> **AIM**
Find the lines containing "Soberanía" and say how many there are, with no other words.

####################

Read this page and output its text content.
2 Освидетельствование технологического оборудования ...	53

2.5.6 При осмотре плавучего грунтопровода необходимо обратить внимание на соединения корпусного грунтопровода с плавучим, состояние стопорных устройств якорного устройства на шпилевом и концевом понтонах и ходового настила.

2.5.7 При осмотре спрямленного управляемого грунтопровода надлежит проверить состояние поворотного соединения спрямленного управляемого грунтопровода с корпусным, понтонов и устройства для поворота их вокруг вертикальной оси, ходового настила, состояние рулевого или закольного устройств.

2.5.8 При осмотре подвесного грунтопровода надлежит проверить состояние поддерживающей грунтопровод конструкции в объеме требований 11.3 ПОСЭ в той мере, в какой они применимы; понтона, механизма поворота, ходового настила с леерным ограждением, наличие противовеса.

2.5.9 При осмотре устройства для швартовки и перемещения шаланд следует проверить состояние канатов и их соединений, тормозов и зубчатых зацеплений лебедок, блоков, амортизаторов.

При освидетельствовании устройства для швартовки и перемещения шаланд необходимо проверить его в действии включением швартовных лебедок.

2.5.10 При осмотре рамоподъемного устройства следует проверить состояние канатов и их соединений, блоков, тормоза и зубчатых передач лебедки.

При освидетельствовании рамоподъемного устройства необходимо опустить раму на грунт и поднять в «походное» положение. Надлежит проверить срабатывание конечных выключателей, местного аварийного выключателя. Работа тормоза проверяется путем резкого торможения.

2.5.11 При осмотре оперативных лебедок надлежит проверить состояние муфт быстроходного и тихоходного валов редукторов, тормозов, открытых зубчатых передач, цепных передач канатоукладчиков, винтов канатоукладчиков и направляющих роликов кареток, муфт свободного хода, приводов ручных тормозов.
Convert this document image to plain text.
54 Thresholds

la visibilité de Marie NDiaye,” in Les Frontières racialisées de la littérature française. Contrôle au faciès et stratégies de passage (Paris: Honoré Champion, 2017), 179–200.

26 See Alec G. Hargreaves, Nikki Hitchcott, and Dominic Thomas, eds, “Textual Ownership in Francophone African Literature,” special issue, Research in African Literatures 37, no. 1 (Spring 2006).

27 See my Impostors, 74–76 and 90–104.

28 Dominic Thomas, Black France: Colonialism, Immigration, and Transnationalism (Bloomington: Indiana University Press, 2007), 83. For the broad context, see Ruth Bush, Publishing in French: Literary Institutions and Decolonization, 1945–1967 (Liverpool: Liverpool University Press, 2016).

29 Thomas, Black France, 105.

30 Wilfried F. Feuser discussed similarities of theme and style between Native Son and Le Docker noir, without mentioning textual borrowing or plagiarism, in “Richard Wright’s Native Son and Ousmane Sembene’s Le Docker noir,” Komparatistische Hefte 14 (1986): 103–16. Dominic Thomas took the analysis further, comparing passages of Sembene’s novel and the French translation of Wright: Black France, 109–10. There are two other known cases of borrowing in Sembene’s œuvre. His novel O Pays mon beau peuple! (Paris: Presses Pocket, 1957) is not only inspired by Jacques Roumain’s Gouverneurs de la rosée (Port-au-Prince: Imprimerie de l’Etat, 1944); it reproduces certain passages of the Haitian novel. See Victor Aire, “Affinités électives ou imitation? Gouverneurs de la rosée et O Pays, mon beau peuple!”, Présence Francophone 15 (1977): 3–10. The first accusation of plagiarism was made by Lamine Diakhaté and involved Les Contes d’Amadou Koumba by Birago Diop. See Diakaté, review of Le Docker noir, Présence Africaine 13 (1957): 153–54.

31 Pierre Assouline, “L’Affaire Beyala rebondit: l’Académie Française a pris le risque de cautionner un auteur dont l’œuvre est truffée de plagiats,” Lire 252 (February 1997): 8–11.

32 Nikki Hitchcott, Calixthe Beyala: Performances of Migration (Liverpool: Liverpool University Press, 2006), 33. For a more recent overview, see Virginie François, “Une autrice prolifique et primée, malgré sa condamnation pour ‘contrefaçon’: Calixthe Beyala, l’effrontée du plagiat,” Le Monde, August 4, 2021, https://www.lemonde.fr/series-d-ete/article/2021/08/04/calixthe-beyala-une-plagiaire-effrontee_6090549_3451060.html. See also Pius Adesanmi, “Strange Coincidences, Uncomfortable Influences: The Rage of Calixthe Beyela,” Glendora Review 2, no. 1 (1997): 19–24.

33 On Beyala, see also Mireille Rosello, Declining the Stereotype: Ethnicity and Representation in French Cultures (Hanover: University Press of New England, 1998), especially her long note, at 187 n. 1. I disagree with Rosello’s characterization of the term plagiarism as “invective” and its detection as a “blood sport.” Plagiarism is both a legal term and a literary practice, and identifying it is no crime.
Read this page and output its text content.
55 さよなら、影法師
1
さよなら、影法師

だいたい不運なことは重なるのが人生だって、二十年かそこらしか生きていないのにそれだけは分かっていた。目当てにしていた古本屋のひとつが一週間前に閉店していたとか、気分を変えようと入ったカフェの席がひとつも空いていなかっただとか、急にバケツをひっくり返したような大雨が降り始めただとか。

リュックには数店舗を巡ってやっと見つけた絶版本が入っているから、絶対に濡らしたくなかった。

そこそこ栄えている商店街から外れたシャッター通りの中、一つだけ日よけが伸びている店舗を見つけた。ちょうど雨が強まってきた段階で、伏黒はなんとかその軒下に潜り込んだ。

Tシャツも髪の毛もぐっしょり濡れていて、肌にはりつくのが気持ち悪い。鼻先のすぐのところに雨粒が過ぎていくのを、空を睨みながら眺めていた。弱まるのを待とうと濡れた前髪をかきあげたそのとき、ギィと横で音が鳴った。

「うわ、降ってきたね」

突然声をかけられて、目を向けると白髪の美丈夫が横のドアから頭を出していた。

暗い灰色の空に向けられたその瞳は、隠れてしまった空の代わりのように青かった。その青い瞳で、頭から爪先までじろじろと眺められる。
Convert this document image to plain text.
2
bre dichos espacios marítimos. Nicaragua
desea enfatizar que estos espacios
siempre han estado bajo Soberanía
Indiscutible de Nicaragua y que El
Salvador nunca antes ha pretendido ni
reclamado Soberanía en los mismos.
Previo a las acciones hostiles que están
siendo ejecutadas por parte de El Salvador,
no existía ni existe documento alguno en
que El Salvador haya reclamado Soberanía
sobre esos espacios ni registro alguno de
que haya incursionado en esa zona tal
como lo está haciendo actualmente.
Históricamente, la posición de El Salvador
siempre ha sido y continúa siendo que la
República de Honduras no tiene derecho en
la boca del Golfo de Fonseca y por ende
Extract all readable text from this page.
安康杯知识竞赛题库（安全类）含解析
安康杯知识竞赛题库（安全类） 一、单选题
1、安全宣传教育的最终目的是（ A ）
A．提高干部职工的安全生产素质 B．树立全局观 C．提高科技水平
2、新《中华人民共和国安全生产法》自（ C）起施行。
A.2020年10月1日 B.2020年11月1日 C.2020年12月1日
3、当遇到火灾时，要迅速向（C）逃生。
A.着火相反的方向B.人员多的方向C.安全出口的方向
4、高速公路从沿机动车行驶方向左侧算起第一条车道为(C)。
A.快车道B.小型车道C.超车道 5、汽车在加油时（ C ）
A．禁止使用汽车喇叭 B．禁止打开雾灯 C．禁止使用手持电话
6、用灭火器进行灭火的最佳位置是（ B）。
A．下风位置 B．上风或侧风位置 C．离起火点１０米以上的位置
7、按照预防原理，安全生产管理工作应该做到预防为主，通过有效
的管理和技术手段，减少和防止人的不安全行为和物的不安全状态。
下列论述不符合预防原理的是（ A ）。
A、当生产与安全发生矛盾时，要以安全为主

####################

> **TASK ANSWER**
3